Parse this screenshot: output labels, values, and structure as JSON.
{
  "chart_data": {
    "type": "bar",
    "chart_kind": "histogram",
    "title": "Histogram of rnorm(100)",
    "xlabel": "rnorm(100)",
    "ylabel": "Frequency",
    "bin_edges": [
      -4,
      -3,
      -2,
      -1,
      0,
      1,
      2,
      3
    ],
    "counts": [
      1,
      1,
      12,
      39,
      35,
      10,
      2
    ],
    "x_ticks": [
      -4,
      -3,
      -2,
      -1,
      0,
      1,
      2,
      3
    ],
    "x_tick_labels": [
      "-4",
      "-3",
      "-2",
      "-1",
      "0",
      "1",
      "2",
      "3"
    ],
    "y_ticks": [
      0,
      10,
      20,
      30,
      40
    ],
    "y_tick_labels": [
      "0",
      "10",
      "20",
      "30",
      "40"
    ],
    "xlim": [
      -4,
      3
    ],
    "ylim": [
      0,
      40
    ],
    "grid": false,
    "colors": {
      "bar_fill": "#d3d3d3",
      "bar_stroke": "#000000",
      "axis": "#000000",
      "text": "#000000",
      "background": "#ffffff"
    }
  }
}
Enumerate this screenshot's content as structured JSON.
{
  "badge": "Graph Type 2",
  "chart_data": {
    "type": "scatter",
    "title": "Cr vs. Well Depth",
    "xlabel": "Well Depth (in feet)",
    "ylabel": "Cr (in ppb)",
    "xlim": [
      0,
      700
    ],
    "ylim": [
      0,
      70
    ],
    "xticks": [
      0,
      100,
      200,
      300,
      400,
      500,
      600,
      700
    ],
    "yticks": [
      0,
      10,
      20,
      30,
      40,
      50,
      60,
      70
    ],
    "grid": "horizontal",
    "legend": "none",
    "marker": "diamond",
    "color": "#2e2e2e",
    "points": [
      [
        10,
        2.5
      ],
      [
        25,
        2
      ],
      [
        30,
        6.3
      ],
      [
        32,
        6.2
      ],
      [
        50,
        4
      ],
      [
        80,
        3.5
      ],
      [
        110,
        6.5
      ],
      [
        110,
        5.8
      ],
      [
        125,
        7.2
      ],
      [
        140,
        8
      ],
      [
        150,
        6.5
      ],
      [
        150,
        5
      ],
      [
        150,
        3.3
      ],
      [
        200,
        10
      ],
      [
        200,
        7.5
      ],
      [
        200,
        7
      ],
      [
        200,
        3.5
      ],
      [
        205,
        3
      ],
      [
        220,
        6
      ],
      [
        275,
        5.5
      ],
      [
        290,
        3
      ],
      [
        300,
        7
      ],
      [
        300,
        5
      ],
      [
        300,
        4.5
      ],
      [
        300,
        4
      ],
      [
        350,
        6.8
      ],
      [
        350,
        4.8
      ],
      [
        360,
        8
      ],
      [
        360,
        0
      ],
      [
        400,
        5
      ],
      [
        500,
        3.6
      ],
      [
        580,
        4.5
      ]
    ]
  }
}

# # # #

Given instruction:
Repeat the data above exactly.

Written solution:
Parse this screenshot: output labels, values, and structure as JSON.
{
  "chart_data": {
    "type": "bar",
    "chart_kind": "histogram",
    "title": "Histogram of rnorm(100)",
    "xlabel": "rnorm(100)",
    "ylabel": "Frequency",
    "bin_edges": [
      -4,
      -3,
      -2,
      -1,
      0,
      1,
      2,
      3
    ],
    "counts": [
      1,
      1,
      12,
      39,
      35,
      10,
      2
    ],
    "x_ticks": [
      -4,
      -3,
      -2,
      -1,
      0,
      1,
      2,
      3
    ],
    "x_tick_labels": [
      "-4",
      "-3",
      "-2",
      "-1",
      "0",
      "1",
      "2",
      "3"
    ],
    "y_ticks": [
      0,
      10,
      20,
      30,
      40
    ],
    "y_tick_labels": [
      "0",
      "10",
      "20",
      "30",
      "40"
    ],
    "xlim": [
      -4,
      3
    ],
    "ylim": [
      0,
      40
    ],
    "grid": false,
    "colors": {
      "bar_fill": "#d3d3d3",
      "bar_stroke": "#000000",
      "axis": "#000000",
      "text": "#000000",
      "background": "#ffffff"
    }
  }
}
Enumerate this screenshot's content as structured JSON.
{
  "badge": "Graph Type 2",
  "chart_data": {
    "type": "scatter",
    "title": "Cr vs. Well Depth",
    "xlabel": "Well Depth (in feet)",
    "ylabel": "Cr (in ppb)",
    "xlim": [
      0,
      700
    ],
    "ylim": [
      0,
      70
    ],
    "xticks": [
      0,
      100,
      200,
      300,
      400,
      500,
      600,
      700
    ],
    "yticks": [
      0,
      10,
      20,
      30,
      40,
      50,
      60,
      70
    ],
    "grid": "horizontal",
    "legend": "none",
    "marker": "diamond",
    "color": "#2e2e2e",
    "points": [
      [
        10,
        2.5
      ],
      [
        25,
        2
      ],
      [
        30,
        6.3
      ],
      [
        32,
        6.2
      ],
      [
        50,
        4
      ],
      [
        80,
        3.5
      ],
      [
        110,
        6.5
      ],
      [
        110,
        5.8
      ],
      [
        125,
        7.2
      ],
      [
        140,
        8
      ],
      [
        150,
        6.5
      ],
      [
        150,
        5
      ],
      [
        150,
        3.3
      ],
      [
        200,
        10
      ],
      [
        200,
        7.5
      ],
      [
        200,
        7
      ],
      [
        200,
        3.5
      ],
      [
        205,
        3
      ],
      [
        220,
        6
      ],
      [
        275,
        5.5
      ],
      [
        290,
        3
      ],
      [
        300,
        7
      ],
      [
        300,
        5
      ],
      [
        300,
        4.5
      ],
      [
        300,
        4
      ],
      [
        350,
        6.8
      ],
      [
        350,
        4.8
      ],
      [
        360,
        8
      ],
      [
        360,
        0
      ],
      [
        400,
        5
      ],
      [
        500,
        3.6
      ],
      [
        580,
        4.5
      ]
    ]
  }
}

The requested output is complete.